> _Goal_
Write out the whole listing exactly as it stands.
**** Material for this exercise ****
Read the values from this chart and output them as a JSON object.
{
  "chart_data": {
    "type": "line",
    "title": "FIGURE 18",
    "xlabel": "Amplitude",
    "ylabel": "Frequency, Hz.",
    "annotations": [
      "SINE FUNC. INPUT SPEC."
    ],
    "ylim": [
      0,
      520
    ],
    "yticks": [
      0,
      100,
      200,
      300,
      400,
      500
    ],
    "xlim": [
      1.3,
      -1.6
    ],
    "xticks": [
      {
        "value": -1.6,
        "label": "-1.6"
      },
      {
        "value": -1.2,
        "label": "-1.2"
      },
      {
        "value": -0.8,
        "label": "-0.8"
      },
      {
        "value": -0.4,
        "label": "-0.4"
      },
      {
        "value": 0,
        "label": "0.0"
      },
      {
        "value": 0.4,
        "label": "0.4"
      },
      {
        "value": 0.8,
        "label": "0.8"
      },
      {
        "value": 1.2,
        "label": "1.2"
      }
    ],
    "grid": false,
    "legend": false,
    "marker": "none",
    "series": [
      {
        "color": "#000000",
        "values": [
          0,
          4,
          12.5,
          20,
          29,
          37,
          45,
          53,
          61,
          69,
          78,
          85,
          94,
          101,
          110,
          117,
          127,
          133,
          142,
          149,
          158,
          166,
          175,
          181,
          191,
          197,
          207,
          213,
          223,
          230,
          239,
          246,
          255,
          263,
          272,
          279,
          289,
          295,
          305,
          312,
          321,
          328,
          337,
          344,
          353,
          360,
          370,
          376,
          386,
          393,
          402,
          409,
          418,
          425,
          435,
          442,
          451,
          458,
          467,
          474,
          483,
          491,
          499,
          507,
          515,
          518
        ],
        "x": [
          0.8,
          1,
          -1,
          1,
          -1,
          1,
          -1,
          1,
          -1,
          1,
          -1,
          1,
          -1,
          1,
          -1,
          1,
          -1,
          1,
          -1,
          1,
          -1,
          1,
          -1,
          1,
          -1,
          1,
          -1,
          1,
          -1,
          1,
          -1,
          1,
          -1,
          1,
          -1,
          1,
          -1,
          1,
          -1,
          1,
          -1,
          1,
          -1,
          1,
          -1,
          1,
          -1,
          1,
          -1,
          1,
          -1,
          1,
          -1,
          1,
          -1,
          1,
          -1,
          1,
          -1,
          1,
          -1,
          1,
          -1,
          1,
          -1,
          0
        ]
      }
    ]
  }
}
****
> _Solved problem_
Read the values from this chart and output them as a JSON object.
{
  "chart_data": {
    "type": "line",
    "title": "FIGURE 18",
    "xlabel": "Amplitude",
    "ylabel": "Frequency, Hz.",
    "annotations": [
      "SINE FUNC. INPUT SPEC."
    ],
    "ylim": [
      0,
      520
    ],
    "yticks": [
      0,
      100,
      200,
      300,
      400,
      500
    ],
    "xlim": [
      1.3,
      -1.6
    ],
    "xticks": [
      {
        "value": -1.6,
        "label": "-1.6"
      },
      {
        "value": -1.2,
        "label": "-1.2"
      },
      {
        "value": -0.8,
        "label": "-0.8"
      },
      {
        "value": -0.4,
        "label": "-0.4"
      },
      {
        "value": 0,
        "label": "0.0"
      },
      {
        "value": 0.4,
        "label": "0.4"
      },
      {
        "value": 0.8,
        "label": "0.8"
      },
      {
        "value": 1.2,
        "label": "1.2"
      }
    ],
    "grid": false,
    "legend": false,
    "marker": "none",
    "series": [
      {
        "color": "#000000",
        "values": [
          0,
          4,
          12.5,
          20,
          29,
          37,
          45,
          53,
          61,
          69,
          78,
          85,
          94,
          101,
          110,
          117,
          127,
          133,
          142,
          149,
          158,
          166,
          175,
          181,
          191,
          197,
          207,
          213,
          223,
          230,
          239,
          246,
          255,
          263,
          272,
          279,
          289,
          295,
          305,
          312,
          321,
          328,
          337,
          344,
          353,
          360,
          370,
          376,
          386,
          393,
          402,
          409,
          418,
          425,
          435,
          442,
          451,
          458,
          467,
          474,
          483,
          491,
          499,
          507,
          515,
          518
        ],
        "x": [
          0.8,
          1,
          -1,
          1,
          -1,
          1,
          -1,
          1,
          -1,
          1,
          -1,
          1,
          -1,
          1,
          -1,
          1,
          -1,
          1,
          -1,
          1,
          -1,
          1,
          -1,
          1,
          -1,
          1,
          -1,
          1,
          -1,
          1,
          -1,
          1,
          -1,
          1,
          -1,
          1,
          -1,
          1,
          -1,
          1,
          -1,
          1,
          -1,
          1,
          -1,
          1,
          -1,
          1,
          -1,
          1,
          -1,
          1,
          -1,
          1,
          -1,
          1,
          -1,
          1,
          -1,
          1,
          -1,
          1,
          -1,
          1,
          -1,
          0
        ]
      }
    ]
  }
}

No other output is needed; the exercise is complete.